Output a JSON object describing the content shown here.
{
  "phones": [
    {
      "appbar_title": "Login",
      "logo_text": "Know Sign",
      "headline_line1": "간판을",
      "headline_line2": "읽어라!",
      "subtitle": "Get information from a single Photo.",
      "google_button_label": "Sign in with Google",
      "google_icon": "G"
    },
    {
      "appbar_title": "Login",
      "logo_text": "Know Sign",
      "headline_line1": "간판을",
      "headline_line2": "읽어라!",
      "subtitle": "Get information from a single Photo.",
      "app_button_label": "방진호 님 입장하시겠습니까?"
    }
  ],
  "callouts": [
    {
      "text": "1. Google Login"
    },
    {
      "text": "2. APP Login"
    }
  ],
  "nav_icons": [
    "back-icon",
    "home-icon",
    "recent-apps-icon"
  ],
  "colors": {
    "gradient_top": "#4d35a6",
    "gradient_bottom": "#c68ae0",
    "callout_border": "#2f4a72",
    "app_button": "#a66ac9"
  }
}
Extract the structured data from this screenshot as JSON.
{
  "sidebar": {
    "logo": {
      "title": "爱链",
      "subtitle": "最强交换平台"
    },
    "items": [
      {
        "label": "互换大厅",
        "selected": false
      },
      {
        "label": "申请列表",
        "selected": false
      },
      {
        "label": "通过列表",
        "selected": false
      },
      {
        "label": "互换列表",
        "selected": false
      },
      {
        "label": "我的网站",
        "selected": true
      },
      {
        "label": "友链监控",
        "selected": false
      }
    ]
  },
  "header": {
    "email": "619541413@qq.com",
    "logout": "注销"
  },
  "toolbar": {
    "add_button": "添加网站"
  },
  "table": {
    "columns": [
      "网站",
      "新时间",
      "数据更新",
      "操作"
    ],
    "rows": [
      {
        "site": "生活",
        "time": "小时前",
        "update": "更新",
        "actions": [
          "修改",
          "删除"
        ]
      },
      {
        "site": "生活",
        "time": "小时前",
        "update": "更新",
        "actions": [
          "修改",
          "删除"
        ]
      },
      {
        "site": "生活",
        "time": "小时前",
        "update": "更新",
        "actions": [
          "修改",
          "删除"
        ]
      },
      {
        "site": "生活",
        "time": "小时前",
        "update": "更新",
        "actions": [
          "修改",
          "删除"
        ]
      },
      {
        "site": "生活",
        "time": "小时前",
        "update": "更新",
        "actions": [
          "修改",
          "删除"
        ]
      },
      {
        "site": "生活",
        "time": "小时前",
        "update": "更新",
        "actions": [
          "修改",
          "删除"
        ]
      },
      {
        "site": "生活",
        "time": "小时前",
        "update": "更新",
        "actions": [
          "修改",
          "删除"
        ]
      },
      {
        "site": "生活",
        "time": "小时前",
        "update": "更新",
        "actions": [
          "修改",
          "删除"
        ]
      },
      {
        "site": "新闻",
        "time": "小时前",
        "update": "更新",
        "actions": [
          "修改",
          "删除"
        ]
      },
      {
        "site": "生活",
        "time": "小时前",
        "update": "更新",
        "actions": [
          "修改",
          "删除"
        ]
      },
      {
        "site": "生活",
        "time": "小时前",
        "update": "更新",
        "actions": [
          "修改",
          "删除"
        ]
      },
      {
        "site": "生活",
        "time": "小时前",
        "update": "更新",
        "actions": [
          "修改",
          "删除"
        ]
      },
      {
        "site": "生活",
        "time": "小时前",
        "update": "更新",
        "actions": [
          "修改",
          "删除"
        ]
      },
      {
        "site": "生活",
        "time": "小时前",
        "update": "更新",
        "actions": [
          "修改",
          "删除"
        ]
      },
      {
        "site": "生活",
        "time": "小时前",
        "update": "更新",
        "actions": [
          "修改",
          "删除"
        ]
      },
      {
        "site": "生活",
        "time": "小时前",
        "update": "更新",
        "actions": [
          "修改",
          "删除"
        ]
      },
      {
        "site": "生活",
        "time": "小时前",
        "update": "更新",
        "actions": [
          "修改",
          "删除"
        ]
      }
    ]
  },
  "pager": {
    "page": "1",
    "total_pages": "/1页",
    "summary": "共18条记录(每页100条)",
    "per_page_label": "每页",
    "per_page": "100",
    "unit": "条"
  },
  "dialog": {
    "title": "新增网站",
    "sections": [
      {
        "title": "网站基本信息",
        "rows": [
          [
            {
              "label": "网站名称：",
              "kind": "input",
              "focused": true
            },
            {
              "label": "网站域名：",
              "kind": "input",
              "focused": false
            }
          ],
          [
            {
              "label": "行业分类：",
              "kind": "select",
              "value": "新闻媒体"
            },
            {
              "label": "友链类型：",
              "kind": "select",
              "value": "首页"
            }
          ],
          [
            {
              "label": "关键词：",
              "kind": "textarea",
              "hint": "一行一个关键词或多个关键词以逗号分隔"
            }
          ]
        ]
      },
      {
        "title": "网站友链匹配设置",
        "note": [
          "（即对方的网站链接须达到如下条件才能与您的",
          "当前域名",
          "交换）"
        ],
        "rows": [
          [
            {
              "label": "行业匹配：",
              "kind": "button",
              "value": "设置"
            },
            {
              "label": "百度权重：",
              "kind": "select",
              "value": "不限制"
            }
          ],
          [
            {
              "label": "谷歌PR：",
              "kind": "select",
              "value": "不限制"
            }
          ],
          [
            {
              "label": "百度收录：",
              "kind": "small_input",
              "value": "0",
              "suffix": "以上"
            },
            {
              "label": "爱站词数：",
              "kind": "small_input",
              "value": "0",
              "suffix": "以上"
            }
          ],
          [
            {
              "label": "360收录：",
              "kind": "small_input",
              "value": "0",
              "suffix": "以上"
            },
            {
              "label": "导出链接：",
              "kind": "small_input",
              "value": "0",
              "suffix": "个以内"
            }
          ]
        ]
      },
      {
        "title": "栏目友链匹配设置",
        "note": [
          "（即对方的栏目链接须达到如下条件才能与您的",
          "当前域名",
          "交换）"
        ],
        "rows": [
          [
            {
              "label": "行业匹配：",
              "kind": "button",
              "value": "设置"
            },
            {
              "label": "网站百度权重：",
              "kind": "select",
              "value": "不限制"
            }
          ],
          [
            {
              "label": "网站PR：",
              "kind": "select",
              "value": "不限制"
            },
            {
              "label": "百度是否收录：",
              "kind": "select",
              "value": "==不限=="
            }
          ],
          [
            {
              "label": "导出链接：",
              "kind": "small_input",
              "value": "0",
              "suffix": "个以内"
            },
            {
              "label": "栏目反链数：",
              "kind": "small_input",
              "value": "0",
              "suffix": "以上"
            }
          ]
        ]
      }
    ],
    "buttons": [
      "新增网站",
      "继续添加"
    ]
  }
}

▬▬▬▬▬▬

- _What you have to do_: Sift the material for lines with the string "JSON". Copy each one found.

- _Answer to this problem_:
Output a JSON object describing the content shown here.
Extract the structured data from this screenshot as JSON.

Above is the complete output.